-- Start Material supplied --
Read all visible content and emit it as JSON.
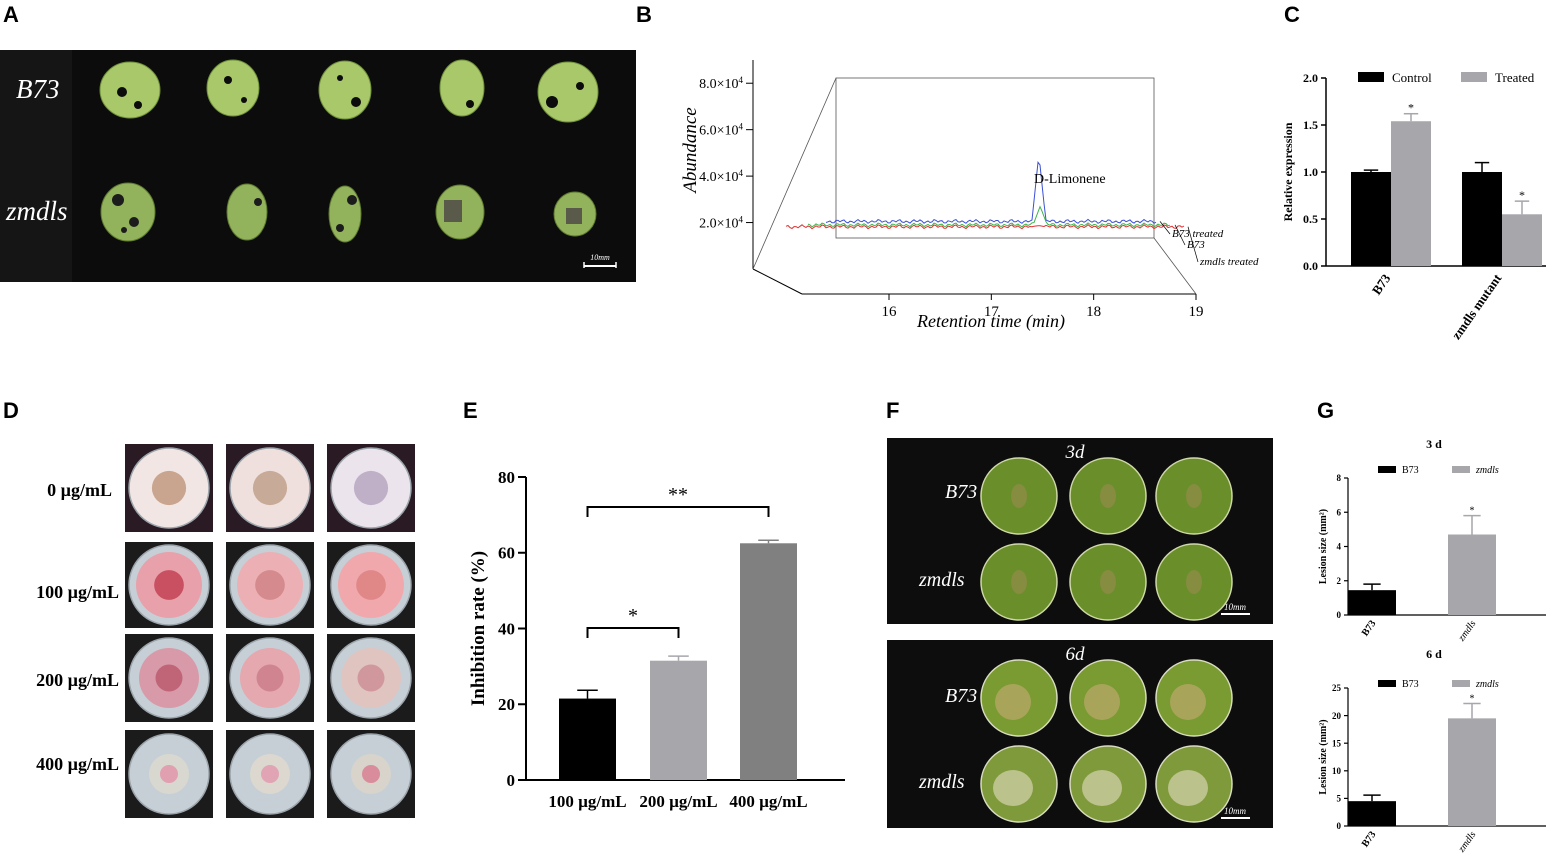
{
  "panel_letters": {
    "a": "A",
    "b": "B",
    "c": "C",
    "d": "D",
    "e": "E",
    "f": "F",
    "g": "G"
  },
  "panel_a": {
    "row1": "B73",
    "row2": "zmdls",
    "scale": "10mm"
  },
  "panel_d": {
    "rows": [
      "0 µg/mL",
      "100 µg/mL",
      "200 µg/mL",
      "400 µg/mL"
    ]
  },
  "panel_f": {
    "top_title": "3d",
    "bottom_title": "6d",
    "row1": "B73",
    "row2": "zmdls",
    "scale": "10mm"
  },
  "colors": {
    "black": "#000000",
    "light_gray": "#a6a6ab",
    "mid_gray": "#808080",
    "blue": "#3a4fd6",
    "green": "#3cb44b",
    "red": "#e0302f"
  },
  "chart_data": [
    {
      "id": "B",
      "type": "line",
      "ylabel": "Abundance",
      "xlabel": "Retention time (min)",
      "ytick_labels": [
        "2.0×10",
        "4.0×10",
        "6.0×10",
        "8.0×10"
      ],
      "ytick_exp": "4",
      "ytick_values": [
        20000,
        40000,
        60000,
        80000
      ],
      "xtick_labels": [
        "16",
        "17",
        "18",
        "19"
      ],
      "annotation": "D-Limonene",
      "peak_x": 17.4,
      "series": [
        {
          "name": "B73 treated",
          "baseline": 20500,
          "peak": 49500,
          "color": "blue"
        },
        {
          "name": "B73",
          "baseline": 19000,
          "peak": 27000,
          "color": "green"
        },
        {
          "name": "zmdls treated",
          "baseline": 18200,
          "peak": 18700,
          "color": "red"
        }
      ]
    },
    {
      "id": "C",
      "type": "bar",
      "categories": [
        "B73",
        "zmdls mutant"
      ],
      "series": [
        {
          "name": "Control",
          "values": [
            1.0,
            1.0
          ],
          "errors": [
            0.02,
            0.1
          ],
          "color": "black"
        },
        {
          "name": "Treated",
          "values": [
            1.54,
            0.55
          ],
          "errors": [
            0.08,
            0.14
          ],
          "color": "light_gray"
        }
      ],
      "significance": [
        "*",
        "*"
      ],
      "ylabel": "Relative expression",
      "ylim": [
        0,
        2.0
      ],
      "yticks": [
        "0.0",
        "0.5",
        "1.0",
        "1.5",
        "2.0"
      ]
    },
    {
      "id": "E",
      "type": "bar",
      "categories": [
        "100 µg/mL",
        "200 µg/mL",
        "400 µg/mL"
      ],
      "values": [
        21.5,
        31.5,
        62.5
      ],
      "errors": [
        2.2,
        1.2,
        0.8
      ],
      "bar_colors": [
        "black",
        "light_gray",
        "mid_gray"
      ],
      "ylabel": "Inhibition rate (%)",
      "ylim": [
        0,
        80
      ],
      "yticks": [
        "0",
        "20",
        "40",
        "60",
        "80"
      ],
      "significance": [
        {
          "from": 0,
          "to": 1,
          "label": "*"
        },
        {
          "from": 0,
          "to": 2,
          "label": "**"
        }
      ]
    },
    {
      "id": "G-3d",
      "type": "bar",
      "title": "3 d",
      "categories": [
        "B73",
        "zmdls"
      ],
      "values": [
        1.45,
        4.7
      ],
      "errors": [
        0.35,
        1.1
      ],
      "series_names": [
        "B73",
        "zmdls"
      ],
      "bar_colors": [
        "black",
        "light_gray"
      ],
      "ylabel": "Lesion size (mm²)",
      "ylim": [
        0,
        8
      ],
      "yticks": [
        "0",
        "2",
        "4",
        "6",
        "8"
      ],
      "significance": [
        "",
        "*"
      ]
    },
    {
      "id": "G-6d",
      "type": "bar",
      "title": "6 d",
      "categories": [
        "B73",
        "zmdls"
      ],
      "values": [
        4.5,
        19.5
      ],
      "errors": [
        1.1,
        2.7
      ],
      "series_names": [
        "B73",
        "zmdls"
      ],
      "bar_colors": [
        "black",
        "light_gray"
      ],
      "ylabel": "Lesion size (mm²)",
      "ylim": [
        0,
        25
      ],
      "yticks": [
        "0",
        "5",
        "10",
        "15",
        "20",
        "25"
      ],
      "significance": [
        "",
        "*"
      ]
    }
  ]
}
-- End Material supplied --
(Request)
Leave out the pictures and give the rest of the records again exactly.

(Written answer)
Read all visible content and emit it as JSON.
{
  "panel_letters": {
    "a": "A",
    "b": "B",
    "c": "C",
    "d": "D",
    "e": "E",
    "f": "F",
    "g": "G"
  },
  "panel_a": {
    "row1": "B73",
    "row2": "zmdls",
    "scale": "10mm"
  },
  "panel_d": {
    "rows": [
      "0 µg/mL",
      "100 µg/mL",
      "200 µg/mL",
      "400 µg/mL"
    ]
  },
  "panel_f": {
    "top_title": "3d",
    "bottom_title": "6d",
    "row1": "B73",
    "row2": "zmdls",
    "scale": "10mm"
  },
  "colors": {
    "black": "#000000",
    "light_gray": "#a6a6ab",
    "mid_gray": "#808080",
    "blue": "#3a4fd6",
    "green": "#3cb44b",
    "red": "#e0302f"
  },
  "chart_data": [
    {
      "id": "B",
      "type": "line",
      "ylabel": "Abundance",
      "xlabel": "Retention time (min)",
      "ytick_labels": [
        "2.0×10",
        "4.0×10",
        "6.0×10",
        "8.0×10"
      ],
      "ytick_exp": "4",
      "ytick_values": [
        20000,
        40000,
        60000,
        80000
      ],
      "xtick_labels": [
        "16",
        "17",
        "18",
        "19"
      ],
      "annotation": "D-Limonene",
      "peak_x": 17.4,
      "series": [
        {
          "name": "B73 treated",
          "baseline": 20500,
          "peak": 49500,
          "color": "blue"
        },
        {
          "name": "B73",
          "baseline": 19000,
          "peak": 27000,
          "color": "green"
        },
        {
          "name": "zmdls treated",
          "baseline": 18200,
          "peak": 18700,
          "color": "red"
        }
      ]
    },
    {
      "id": "C",
      "type": "bar",
      "categories": [
        "B73",
        "zmdls mutant"
      ],
      "series": [
        {
          "name": "Control",
          "values": [
            1.0,
            1.0
          ],
          "errors": [
            0.02,
            0.1
          ],
          "color": "black"
        },
        {
          "name": "Treated",
          "values": [
            1.54,
            0.55
          ],
          "errors": [
            0.08,
            0.14
          ],
          "color": "light_gray"
        }
      ],
      "significance": [
        "*",
        "*"
      ],
      "ylabel": "Relative expression",
      "ylim": [
        0,
        2.0
      ],
      "yticks": [
        "0.0",
        "0.5",
        "1.0",
        "1.5",
        "2.0"
      ]
    },
    {
      "id": "E",
      "type": "bar",
      "categories": [
        "100 µg/mL",
        "200 µg/mL",
        "400 µg/mL"
      ],
      "values": [
        21.5,
        31.5,
        62.5
      ],
      "errors": [
        2.2,
        1.2,
        0.8
      ],
      "bar_colors": [
        "black",
        "light_gray",
        "mid_gray"
      ],
      "ylabel": "Inhibition rate (%)",
      "ylim": [
        0,
        80
      ],
      "yticks": [
        "0",
        "20",
        "40",
        "60",
        "80"
      ],
      "significance": [
        {
          "from": 0,
          "to": 1,
          "label": "*"
        },
        {
          "from": 0,
          "to": 2,
          "label": "**"
        }
      ]
    },
    {
      "id": "G-3d",
      "type": "bar",
      "title": "3 d",
      "categories": [
        "B73",
        "zmdls"
      ],
      "values": [
        1.45,
        4.7
      ],
      "errors": [
        0.35,
        1.1
      ],
      "series_names": [
        "B73",
        "zmdls"
      ],
      "bar_colors": [
        "black",
        "light_gray"
      ],
      "ylabel": "Lesion size (mm²)",
      "ylim": [
        0,
        8
      ],
      "yticks": [
        "0",
        "2",
        "4",
        "6",
        "8"
      ],
      "significance": [
        "",
        "*"
      ]
    },
    {
      "id": "G-6d",
      "type": "bar",
      "title": "6 d",
      "categories": [
        "B73",
        "zmdls"
      ],
      "values": [
        4.5,
        19.5
      ],
      "errors": [
        1.1,
        2.7
      ],
      "series_names": [
        "B73",
        "zmdls"
      ],
      "bar_colors": [
        "black",
        "light_gray"
      ],
      "ylabel": "Lesion size (mm²)",
      "ylim": [
        0,
        25
      ],
      "yticks": [
        "0",
        "5",
        "10",
        "15",
        "20",
        "25"
      ],
      "significance": [
        "",
        "*"
      ]
    }
  ]
}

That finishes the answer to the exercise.